EXERCISE DESCRIPTION: Without including any pictures, write out the listing below exactly.

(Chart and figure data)
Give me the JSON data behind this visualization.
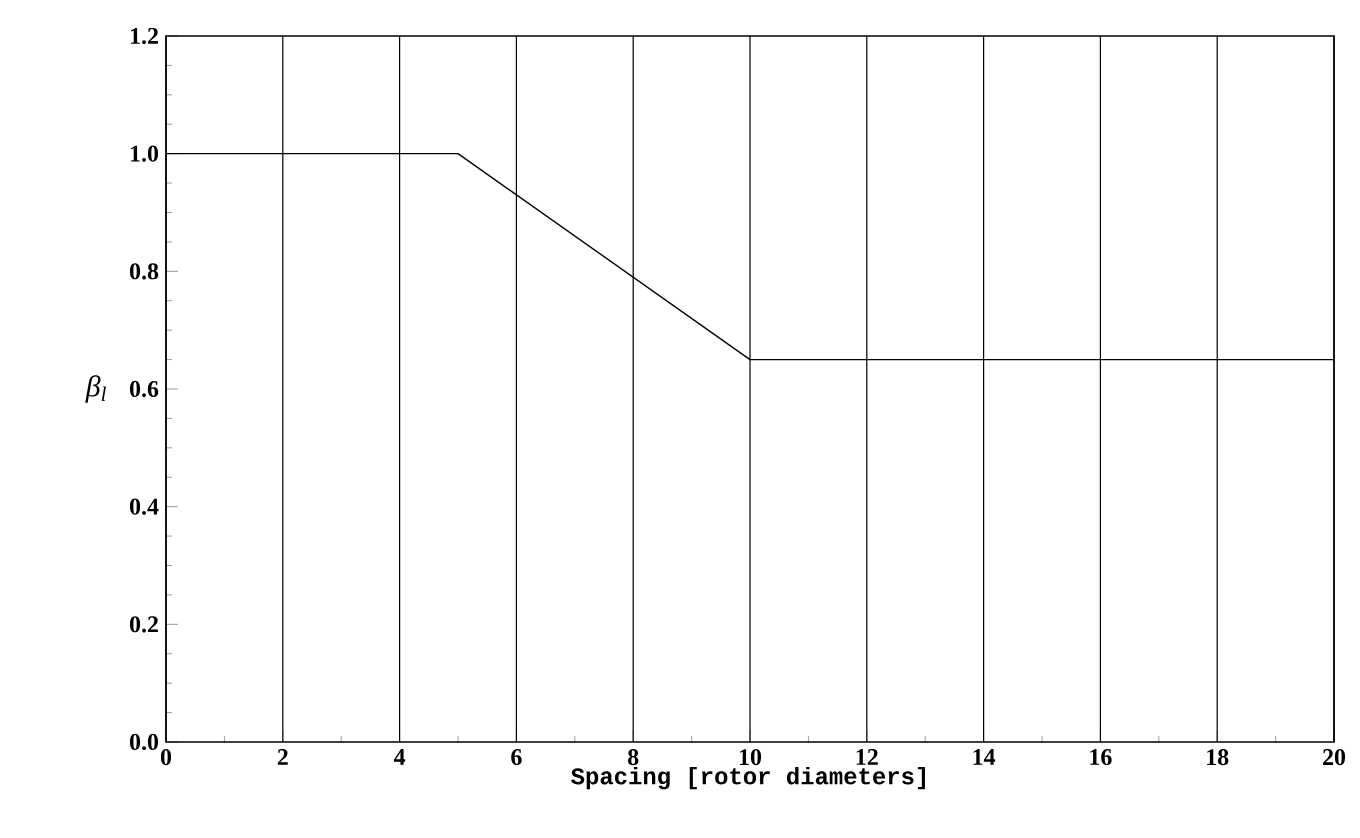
{
  "chart_data": {
    "type": "line",
    "xlabel": "Spacing [rotor diameters]",
    "ylabel": "β$_{l}$",
    "x": [
      0,
      5,
      10,
      20
    ],
    "series": [
      {
        "color": "#000000",
        "values": [
          1.0,
          1.0,
          0.65,
          0.65
        ]
      }
    ],
    "xlim": [
      0,
      20
    ],
    "xticks": [
      0,
      2,
      4,
      6,
      8,
      10,
      12,
      14,
      16,
      18,
      20
    ],
    "ylim": [
      0,
      1.2
    ],
    "yticks": [
      {
        "value": 0,
        "label": "0.0"
      },
      {
        "value": 0.2,
        "label": "0.2"
      },
      {
        "value": 0.4,
        "label": "0.4"
      },
      {
        "value": 0.6,
        "label": "0.6"
      },
      {
        "value": 0.8,
        "label": "0.8"
      },
      {
        "value": 1.0,
        "label": "1.0"
      },
      {
        "value": 1.2,
        "label": "1.2"
      }
    ],
    "grid": "x",
    "marker": "none",
    "line_style": "solid"
  }
}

THE ANSWER:
Give me the JSON data behind this visualization.
{
  "chart_data": {
    "type": "line",
    "xlabel": "Spacing [rotor diameters]",
    "ylabel": "β$_{l}$",
    "x": [
      0,
      5,
      10,
      20
    ],
    "series": [
      {
        "color": "#000000",
        "values": [
          1.0,
          1.0,
          0.65,
          0.65
        ]
      }
    ],
    "xlim": [
      0,
      20
    ],
    "xticks": [
      0,
      2,
      4,
      6,
      8,
      10,
      12,
      14,
      16,
      18,
      20
    ],
    "ylim": [
      0,
      1.2
    ],
    "yticks": [
      {
        "value": 0,
        "label": "0.0"
      },
      {
        "value": 0.2,
        "label": "0.2"
      },
      {
        "value": 0.4,
        "label": "0.4"
      },
      {
        "value": 0.6,
        "label": "0.6"
      },
      {
        "value": 0.8,
        "label": "0.8"
      },
      {
        "value": 1.0,
        "label": "1.0"
      },
      {
        "value": 1.2,
        "label": "1.2"
      }
    ],
    "grid": "x",
    "marker": "none",
    "line_style": "solid"
  }
}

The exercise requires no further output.